- _THE PROBLEM_
Can you repeat the entries from the first line up to and including the line with "pikkujoulut-line-3: Ruokailusta veloitamme", swapping "Virroilla" for "Ruovedellä" and leaving everything else untouched?

- _MATERIALS PROVIDED_
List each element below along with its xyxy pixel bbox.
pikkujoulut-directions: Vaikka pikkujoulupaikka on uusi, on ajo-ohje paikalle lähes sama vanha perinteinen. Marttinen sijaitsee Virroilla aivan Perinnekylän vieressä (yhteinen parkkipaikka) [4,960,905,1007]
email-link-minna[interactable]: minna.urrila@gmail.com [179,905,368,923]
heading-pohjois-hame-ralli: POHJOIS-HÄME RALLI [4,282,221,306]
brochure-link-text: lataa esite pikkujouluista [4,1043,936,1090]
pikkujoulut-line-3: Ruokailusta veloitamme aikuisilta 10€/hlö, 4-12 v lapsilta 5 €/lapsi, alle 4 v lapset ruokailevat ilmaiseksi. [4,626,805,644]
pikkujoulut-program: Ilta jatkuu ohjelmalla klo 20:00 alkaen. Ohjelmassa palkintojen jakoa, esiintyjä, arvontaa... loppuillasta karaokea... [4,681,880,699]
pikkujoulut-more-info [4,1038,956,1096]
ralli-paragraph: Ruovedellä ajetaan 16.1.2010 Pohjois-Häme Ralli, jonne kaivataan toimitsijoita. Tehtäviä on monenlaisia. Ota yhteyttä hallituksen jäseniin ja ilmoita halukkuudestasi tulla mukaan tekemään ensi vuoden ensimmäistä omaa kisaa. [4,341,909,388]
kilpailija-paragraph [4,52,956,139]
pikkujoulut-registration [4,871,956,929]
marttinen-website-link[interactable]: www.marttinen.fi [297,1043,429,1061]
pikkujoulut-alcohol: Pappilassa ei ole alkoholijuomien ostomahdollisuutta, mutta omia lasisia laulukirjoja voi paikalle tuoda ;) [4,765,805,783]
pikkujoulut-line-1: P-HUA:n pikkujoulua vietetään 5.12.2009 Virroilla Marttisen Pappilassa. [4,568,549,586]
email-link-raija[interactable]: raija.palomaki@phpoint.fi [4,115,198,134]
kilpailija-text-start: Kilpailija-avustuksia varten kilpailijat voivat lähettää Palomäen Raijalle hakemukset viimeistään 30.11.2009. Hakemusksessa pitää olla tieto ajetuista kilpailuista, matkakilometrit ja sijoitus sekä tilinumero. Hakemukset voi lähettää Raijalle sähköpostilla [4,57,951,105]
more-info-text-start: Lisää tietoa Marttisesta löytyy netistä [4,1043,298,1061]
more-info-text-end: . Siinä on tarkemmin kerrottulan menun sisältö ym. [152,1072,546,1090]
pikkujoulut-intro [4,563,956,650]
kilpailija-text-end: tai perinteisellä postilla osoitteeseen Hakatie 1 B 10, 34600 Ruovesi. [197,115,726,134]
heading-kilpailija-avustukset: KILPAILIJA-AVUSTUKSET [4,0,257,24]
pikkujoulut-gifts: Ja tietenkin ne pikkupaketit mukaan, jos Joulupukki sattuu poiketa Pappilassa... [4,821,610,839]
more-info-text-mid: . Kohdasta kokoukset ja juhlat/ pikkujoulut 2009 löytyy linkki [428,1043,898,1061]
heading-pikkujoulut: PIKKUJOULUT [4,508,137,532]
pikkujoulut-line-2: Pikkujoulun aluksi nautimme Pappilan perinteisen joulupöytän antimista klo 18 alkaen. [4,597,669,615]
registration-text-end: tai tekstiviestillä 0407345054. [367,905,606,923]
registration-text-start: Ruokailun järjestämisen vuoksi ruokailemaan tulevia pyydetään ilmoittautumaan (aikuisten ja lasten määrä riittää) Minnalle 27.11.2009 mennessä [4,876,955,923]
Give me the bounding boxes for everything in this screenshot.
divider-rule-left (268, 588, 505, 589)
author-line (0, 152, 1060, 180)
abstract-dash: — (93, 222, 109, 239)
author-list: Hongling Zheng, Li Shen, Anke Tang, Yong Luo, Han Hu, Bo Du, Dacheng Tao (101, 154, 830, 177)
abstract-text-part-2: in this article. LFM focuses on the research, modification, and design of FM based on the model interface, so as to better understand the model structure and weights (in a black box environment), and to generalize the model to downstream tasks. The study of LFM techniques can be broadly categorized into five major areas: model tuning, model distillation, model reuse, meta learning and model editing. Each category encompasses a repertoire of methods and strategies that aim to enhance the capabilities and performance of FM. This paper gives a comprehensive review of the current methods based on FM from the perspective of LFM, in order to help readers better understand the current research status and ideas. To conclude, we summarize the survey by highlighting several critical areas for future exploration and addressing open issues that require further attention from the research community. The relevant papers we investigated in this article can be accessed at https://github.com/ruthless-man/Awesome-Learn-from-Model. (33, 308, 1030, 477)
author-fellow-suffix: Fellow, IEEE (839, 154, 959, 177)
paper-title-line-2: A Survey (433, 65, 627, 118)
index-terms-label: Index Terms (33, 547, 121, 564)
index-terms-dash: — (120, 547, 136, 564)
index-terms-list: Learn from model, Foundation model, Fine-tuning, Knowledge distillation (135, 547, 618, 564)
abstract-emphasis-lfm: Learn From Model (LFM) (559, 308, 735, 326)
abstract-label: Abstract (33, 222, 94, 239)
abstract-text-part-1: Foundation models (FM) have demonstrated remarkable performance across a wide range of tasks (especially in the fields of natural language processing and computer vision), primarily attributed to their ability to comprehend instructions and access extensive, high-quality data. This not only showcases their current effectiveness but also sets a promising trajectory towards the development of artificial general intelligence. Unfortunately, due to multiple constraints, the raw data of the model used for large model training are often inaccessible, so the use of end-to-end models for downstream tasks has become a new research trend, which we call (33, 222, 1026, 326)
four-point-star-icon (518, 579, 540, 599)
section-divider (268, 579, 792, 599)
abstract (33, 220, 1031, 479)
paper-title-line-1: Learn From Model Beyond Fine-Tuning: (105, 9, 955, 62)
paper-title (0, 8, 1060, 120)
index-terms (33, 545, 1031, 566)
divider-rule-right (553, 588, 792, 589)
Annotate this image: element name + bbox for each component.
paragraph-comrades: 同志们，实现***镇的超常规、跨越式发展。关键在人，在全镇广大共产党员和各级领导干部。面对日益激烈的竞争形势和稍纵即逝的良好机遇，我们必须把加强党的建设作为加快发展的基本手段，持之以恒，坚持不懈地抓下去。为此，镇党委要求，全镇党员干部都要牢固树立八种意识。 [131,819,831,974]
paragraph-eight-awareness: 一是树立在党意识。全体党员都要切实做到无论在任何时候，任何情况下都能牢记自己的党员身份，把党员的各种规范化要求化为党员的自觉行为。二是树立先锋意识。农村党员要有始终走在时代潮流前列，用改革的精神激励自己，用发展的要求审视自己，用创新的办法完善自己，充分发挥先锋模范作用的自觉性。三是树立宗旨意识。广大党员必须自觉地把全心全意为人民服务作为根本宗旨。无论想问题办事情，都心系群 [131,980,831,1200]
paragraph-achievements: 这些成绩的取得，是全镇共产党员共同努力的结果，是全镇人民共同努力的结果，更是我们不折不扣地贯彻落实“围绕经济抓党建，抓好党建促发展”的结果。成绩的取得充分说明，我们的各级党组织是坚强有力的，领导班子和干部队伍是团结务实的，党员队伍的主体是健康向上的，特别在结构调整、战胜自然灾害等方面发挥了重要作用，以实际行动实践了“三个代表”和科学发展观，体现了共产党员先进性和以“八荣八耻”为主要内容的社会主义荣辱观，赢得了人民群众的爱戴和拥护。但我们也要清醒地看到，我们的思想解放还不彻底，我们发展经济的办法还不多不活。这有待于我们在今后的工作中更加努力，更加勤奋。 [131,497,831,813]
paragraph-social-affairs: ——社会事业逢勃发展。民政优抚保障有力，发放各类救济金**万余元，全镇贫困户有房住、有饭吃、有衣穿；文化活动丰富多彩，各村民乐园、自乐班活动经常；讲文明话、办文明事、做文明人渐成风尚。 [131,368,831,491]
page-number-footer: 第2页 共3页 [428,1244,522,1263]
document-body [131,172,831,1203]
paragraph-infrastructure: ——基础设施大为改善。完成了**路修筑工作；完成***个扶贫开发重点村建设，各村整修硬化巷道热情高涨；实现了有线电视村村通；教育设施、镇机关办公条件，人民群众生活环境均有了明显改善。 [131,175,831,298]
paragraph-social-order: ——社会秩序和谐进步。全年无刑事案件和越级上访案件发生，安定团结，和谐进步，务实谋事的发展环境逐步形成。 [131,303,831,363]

- _PROBLEM SOLUTION_
List each element below along with its xyxy pixel bbox.
pikkujoulut-directions: Vaikka pikkujoulupaikka on uusi, on ajo-ohje paikalle lähes sama vanha perinteinen. Marttinen sijaitsee Ruovedellä aivan Perinnekylän vieressä (yhteinen parkkipaikka) [4,960,905,1007]
email-link-minna[interactable]: minna.urrila@gmail.com [179,905,368,923]
heading-pohjois-hame-ralli: POHJOIS-HÄME RALLI [4,282,221,306]
brochure-link-text: lataa esite pikkujouluista [4,1043,936,1090]
pikkujoulut-line-3: Ruokailusta veloitamme aikuisilta 10€/hlö, 4-12 v lapsilta 5 €/lapsi, alle 4 v lapset ruokailevat ilmaiseksi. [4,626,805,644]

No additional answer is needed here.